### SET PROBLEM
Leave out the pictures and transcribe the rest of the records exactly.

Data records:
□ □ □ □ □
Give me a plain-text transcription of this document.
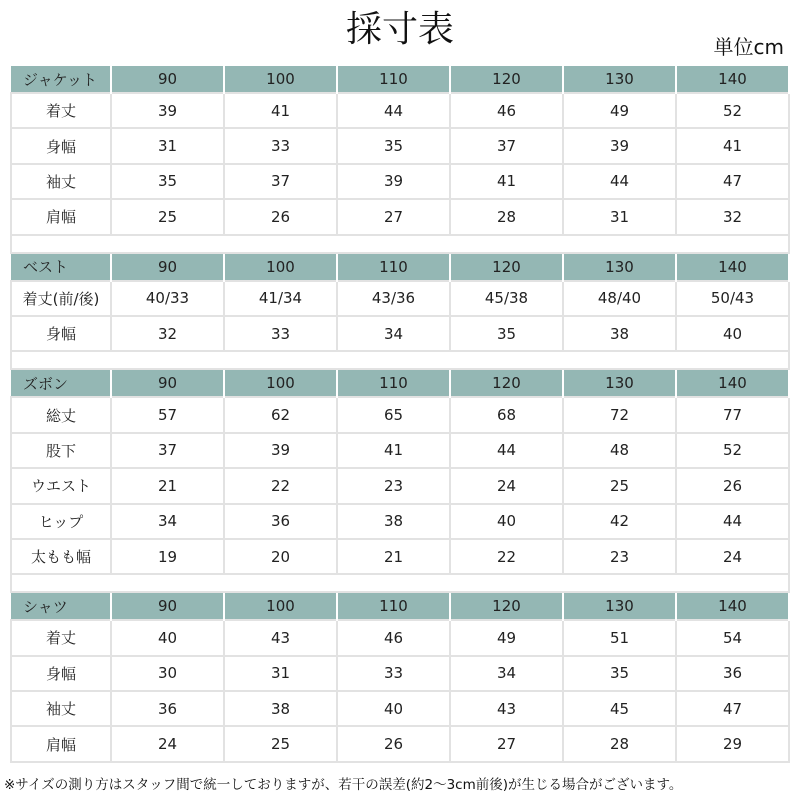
採寸表	単位cm
ジャケット	90	100	110	120	130	140
着丈	39	41	44	46	49	52
身幅	31	33	35	37	39	41
袖丈	35	37	39	41	44	47
肩幅	25	26	27	28	31	32

ベスト	90	100	110	120	130	140
着丈(前/後)	40/33	41/34	43/36	45/38	48/40	50/43
身幅	32	33	34	35	38	40

ズボン	90	100	110	120	130	140
総丈	57	62	65	68	72	77
股下	37	39	41	44	48	52
ウエスト	21	22	23	24	25	26
ヒップ	34	36	38	40	42	44
太もも幅	19	20	21	22	23	24

シャツ	90	100	110	120	130	140
着丈	40	43	46	49	51	54
身幅	30	31	33	34	35	36
袖丈	36	38	40	43	45	47
肩幅	24	25	26	27	28	29
※サイズの測り方はスタッフ間で統一しておりますが、若干の誤差(約2～3cm前後)が生じる場合がございます。
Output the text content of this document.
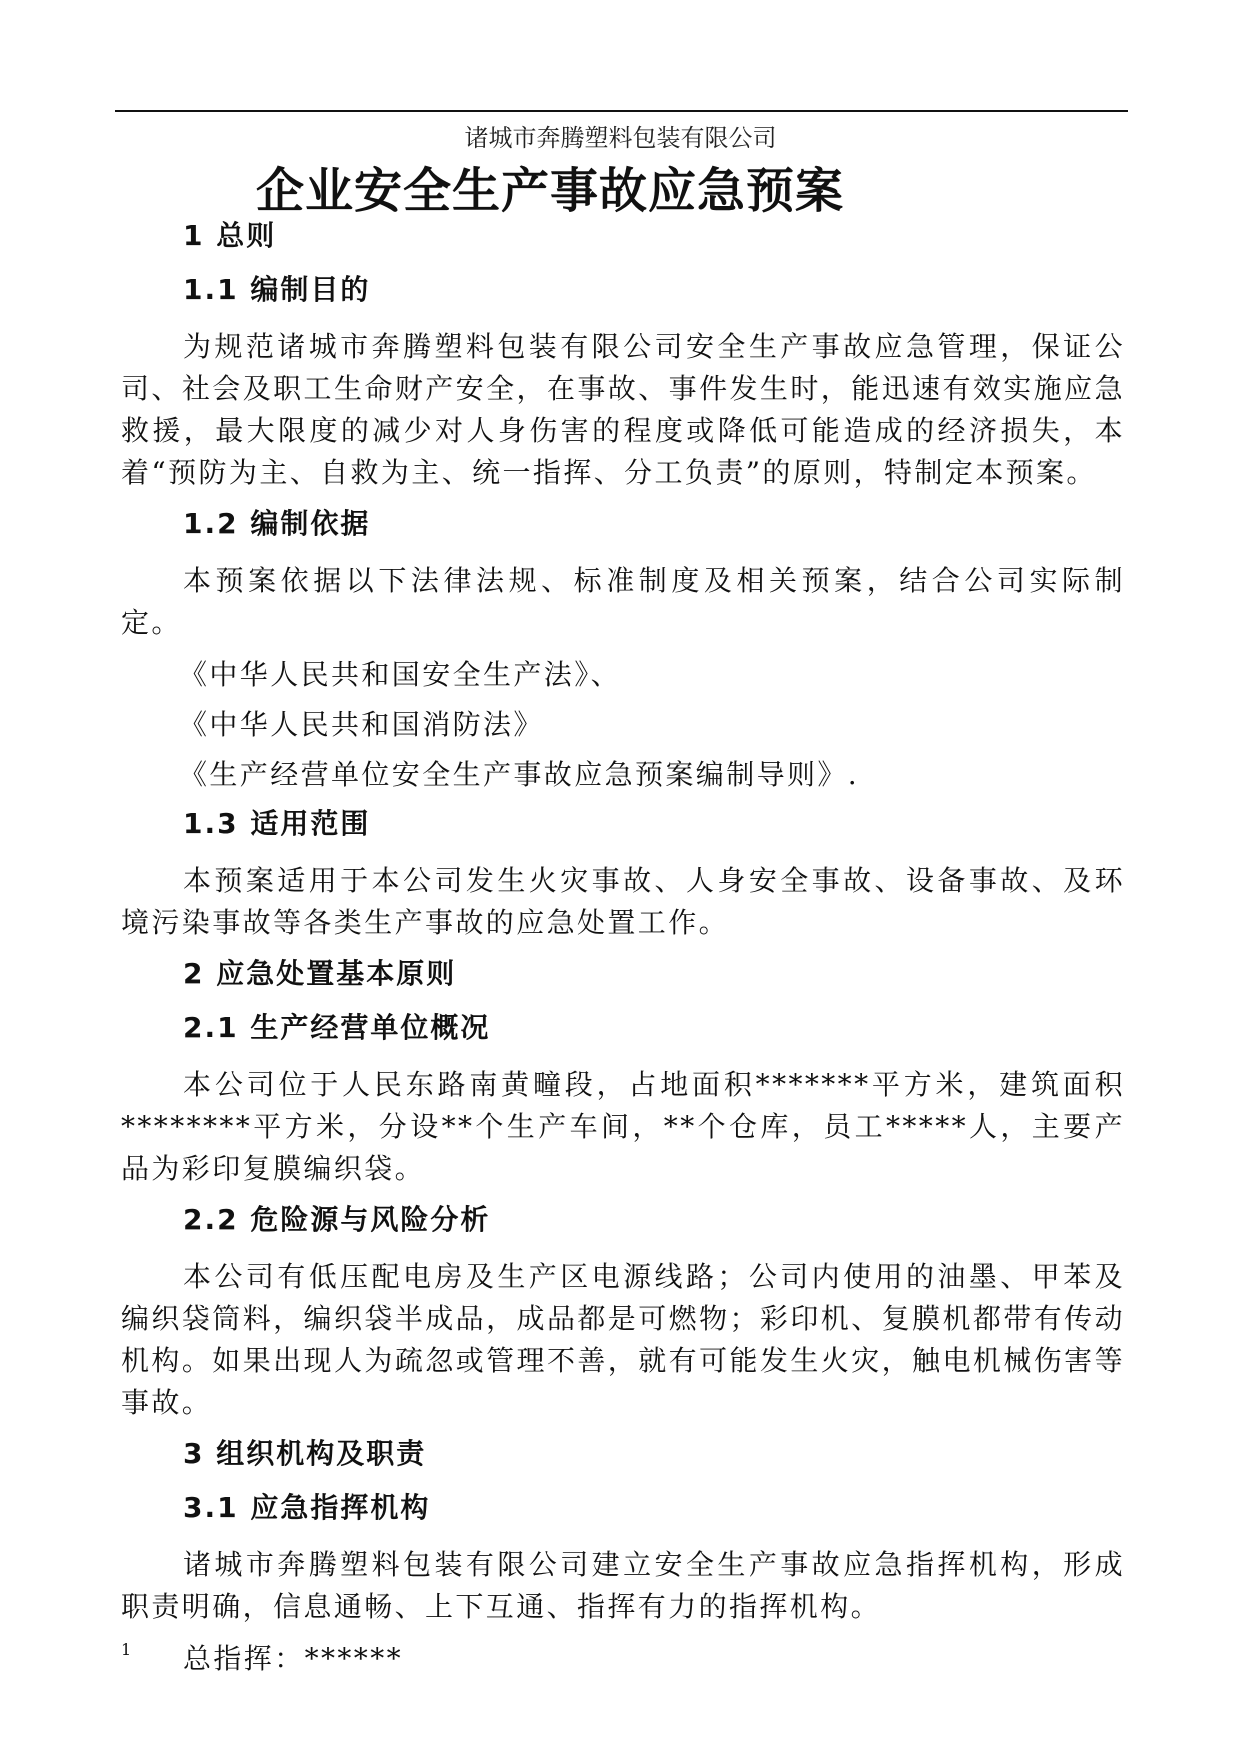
诸城市奔腾塑料包装有限公司
企业安全生产事故应急预案
1 总则
1.1 编制目的
为规范诸城市奔腾塑料包装有限公司安全生产事故应急管理，保证公司、社会及职工生命财产安全，在事故、事件发生时，能迅速有效实施应急救援，最大限度的减少对人身伤害的程度或降低可能造成的经济损失，本着“预防为主、自救为主、统一指挥、分工负责”的原则，特制定本预案。
1.2 编制依据
本预案依据以下法律法规、标准制度及相关预案，结合公司实际制定。
《中华人民共和国安全生产法》、
《中华人民共和国消防法》
《生产经营单位安全生产事故应急预案编制导则》.
1.3 适用范围
本预案适用于本公司发生火灾事故、人身安全事故、设备事故、及环境污染事故等各类生产事故的应急处置工作。
2 应急处置基本原则
2.1 生产经营单位概况
本公司位于人民东路南黄疃段，占地面积*******平方米，建筑面积********平方米，分设**个生产车间，**个仓库，员工*****人，主要产品为彩印复膜编织袋。
2.2 危险源与风险分析
本公司有低压配电房及生产区电源线路；公司内使用的油墨、甲苯及编织袋筒料，编织袋半成品，成品都是可燃物；彩印机、复膜机都带有传动机构。如果出现人为疏忽或管理不善，就有可能发生火灾，触电机械伤害等事故。
3 组织机构及职责
3.1 应急指挥机构
诸城市奔腾塑料包装有限公司建立安全生产事故应急指挥机构，形成职责明确，信息通畅、上下互通、指挥有力的指挥机构。
总指挥：******
1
□ □ □ □ □
### WRITTEN ANSWER
Give me a plain-text transcription of this document.
採寸表	単位cm
ジャケット	90	100	110	120	130	140
着丈	39	41	44	46	49	52
身幅	31	33	35	37	39	41
袖丈	35	37	39	41	44	47
肩幅	25	26	27	28	31	32

ベスト	90	100	110	120	130	140
着丈(前/後)	40/33	41/34	43/36	45/38	48/40	50/43
身幅	32	33	34	35	38	40

ズボン	90	100	110	120	130	140
総丈	57	62	65	68	72	77
股下	37	39	41	44	48	52
ウエスト	21	22	23	24	25	26
ヒップ	34	36	38	40	42	44
太もも幅	19	20	21	22	23	24

シャツ	90	100	110	120	130	140
着丈	40	43	46	49	51	54
身幅	30	31	33	34	35	36
袖丈	36	38	40	43	45	47
肩幅	24	25	26	27	28	29
※サイズの測り方はスタッフ間で統一しておりますが、若干の誤差(約2～3cm前後)が生じる場合がございます。
Output the text content of this document.
诸城市奔腾塑料包装有限公司
企业安全生产事故应急预案
1 总则
1.1 编制目的
为规范诸城市奔腾塑料包装有限公司安全生产事故应急管理，保证公司、社会及职工生命财产安全，在事故、事件发生时，能迅速有效实施应急救援，最大限度的减少对人身伤害的程度或降低可能造成的经济损失，本着“预防为主、自救为主、统一指挥、分工负责”的原则，特制定本预案。
1.2 编制依据
本预案依据以下法律法规、标准制度及相关预案，结合公司实际制定。
《中华人民共和国安全生产法》、
《中华人民共和国消防法》
《生产经营单位安全生产事故应急预案编制导则》.
1.3 适用范围
本预案适用于本公司发生火灾事故、人身安全事故、设备事故、及环境污染事故等各类生产事故的应急处置工作。
2 应急处置基本原则
2.1 生产经营单位概况
本公司位于人民东路南黄疃段，占地面积*******平方米，建筑面积********平方米，分设**个生产车间，**个仓库，员工*****人，主要产品为彩印复膜编织袋。
2.2 危险源与风险分析
本公司有低压配电房及生产区电源线路；公司内使用的油墨、甲苯及编织袋筒料，编织袋半成品，成品都是可燃物；彩印机、复膜机都带有传动机构。如果出现人为疏忽或管理不善，就有可能发生火灾，触电机械伤害等事故。
3 组织机构及职责
3.1 应急指挥机构
诸城市奔腾塑料包装有限公司建立安全生产事故应急指挥机构，形成职责明确，信息通畅、上下互通、指挥有力的指挥机构。
总指挥：******
1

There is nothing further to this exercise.